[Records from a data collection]
───
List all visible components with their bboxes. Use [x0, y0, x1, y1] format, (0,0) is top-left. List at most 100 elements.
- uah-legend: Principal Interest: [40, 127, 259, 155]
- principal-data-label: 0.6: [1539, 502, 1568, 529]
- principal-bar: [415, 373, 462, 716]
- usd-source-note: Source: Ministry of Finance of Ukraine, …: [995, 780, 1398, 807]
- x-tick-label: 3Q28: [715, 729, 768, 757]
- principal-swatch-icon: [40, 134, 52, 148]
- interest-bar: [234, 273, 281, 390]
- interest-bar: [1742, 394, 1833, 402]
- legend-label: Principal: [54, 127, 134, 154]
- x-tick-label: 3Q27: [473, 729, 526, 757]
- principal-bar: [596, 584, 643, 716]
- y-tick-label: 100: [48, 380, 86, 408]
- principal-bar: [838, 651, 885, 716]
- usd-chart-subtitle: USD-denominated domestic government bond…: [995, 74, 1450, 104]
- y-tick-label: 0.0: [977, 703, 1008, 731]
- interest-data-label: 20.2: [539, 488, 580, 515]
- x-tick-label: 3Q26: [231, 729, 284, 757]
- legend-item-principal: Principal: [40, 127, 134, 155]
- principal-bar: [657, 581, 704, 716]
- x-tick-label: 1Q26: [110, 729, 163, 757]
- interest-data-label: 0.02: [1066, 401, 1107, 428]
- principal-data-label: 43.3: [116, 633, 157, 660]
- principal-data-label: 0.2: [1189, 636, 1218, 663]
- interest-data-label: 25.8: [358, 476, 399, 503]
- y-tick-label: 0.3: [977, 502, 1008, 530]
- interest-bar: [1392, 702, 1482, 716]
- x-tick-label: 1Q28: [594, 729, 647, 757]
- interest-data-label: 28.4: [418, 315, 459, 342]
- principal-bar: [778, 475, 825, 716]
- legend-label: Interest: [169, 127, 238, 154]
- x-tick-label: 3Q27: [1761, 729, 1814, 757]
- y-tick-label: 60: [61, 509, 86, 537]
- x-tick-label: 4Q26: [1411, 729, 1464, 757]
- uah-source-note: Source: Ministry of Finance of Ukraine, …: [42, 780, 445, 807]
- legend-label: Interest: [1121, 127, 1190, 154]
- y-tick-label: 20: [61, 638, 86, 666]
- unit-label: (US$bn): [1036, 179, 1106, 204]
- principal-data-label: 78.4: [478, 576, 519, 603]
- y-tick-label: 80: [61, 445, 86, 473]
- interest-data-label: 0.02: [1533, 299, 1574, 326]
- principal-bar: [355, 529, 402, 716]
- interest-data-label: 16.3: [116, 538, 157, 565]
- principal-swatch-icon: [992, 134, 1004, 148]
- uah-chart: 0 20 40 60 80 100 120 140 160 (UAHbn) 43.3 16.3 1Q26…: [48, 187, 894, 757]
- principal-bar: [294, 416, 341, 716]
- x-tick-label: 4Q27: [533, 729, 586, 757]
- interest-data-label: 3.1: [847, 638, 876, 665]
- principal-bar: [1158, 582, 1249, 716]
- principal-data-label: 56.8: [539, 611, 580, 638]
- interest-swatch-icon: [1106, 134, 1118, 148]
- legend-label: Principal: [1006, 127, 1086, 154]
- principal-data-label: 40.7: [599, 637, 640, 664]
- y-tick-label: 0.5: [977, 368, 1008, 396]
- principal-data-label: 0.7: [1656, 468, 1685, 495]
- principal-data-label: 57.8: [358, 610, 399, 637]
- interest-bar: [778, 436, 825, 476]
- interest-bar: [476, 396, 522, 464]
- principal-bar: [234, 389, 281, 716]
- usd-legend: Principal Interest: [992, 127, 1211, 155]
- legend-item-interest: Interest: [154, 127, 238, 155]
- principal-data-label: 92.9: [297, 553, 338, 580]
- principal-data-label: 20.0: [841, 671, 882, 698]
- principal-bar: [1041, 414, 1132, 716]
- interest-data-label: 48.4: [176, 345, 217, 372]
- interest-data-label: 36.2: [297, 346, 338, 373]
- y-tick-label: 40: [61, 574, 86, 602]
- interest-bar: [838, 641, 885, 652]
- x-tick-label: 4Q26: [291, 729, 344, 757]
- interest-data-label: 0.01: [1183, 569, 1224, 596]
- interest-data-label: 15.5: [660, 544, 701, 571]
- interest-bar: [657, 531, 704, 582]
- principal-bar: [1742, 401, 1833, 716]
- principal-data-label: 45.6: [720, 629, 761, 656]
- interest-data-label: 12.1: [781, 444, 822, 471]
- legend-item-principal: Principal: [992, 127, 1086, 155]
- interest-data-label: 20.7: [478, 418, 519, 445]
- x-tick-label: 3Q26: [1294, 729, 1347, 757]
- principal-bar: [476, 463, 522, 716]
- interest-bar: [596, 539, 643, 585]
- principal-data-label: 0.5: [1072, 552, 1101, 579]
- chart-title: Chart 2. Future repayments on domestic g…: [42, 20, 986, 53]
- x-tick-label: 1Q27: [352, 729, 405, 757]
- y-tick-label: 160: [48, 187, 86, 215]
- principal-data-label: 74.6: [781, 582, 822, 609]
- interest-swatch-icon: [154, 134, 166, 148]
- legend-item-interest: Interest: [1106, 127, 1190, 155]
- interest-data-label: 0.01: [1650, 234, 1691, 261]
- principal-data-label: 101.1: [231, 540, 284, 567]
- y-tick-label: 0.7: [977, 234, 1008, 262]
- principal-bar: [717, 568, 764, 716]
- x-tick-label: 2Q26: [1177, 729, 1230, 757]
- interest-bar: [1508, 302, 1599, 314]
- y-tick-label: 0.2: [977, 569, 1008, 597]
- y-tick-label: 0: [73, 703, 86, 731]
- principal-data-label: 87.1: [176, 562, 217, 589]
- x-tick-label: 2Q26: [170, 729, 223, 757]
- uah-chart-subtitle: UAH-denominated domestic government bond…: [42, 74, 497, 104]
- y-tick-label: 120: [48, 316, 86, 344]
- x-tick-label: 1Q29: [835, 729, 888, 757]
───
▸ **Requirements**:
Arrange the lines of the listing as a numbered list, beginning at its first line and stopping after the line that contains "- usd-source-note: Source: Ministry". Leave out any blank lines.

▸ **The solution**:
1. List all visible components with their bboxes. Use [x0, y0, x1, y1] format, (0,0) is top-left. List at most 100 elements.
2. - uah-legend: Principal Interest: [40, 127, 259, 155]
3. - principal-data-label: 0.6: [1539, 502, 1568, 529]
4. - principal-bar: [415, 373, 462, 716]
5. - usd-source-note: Source: Ministry of Finance of Ukraine, …: [995, 780, 1398, 807]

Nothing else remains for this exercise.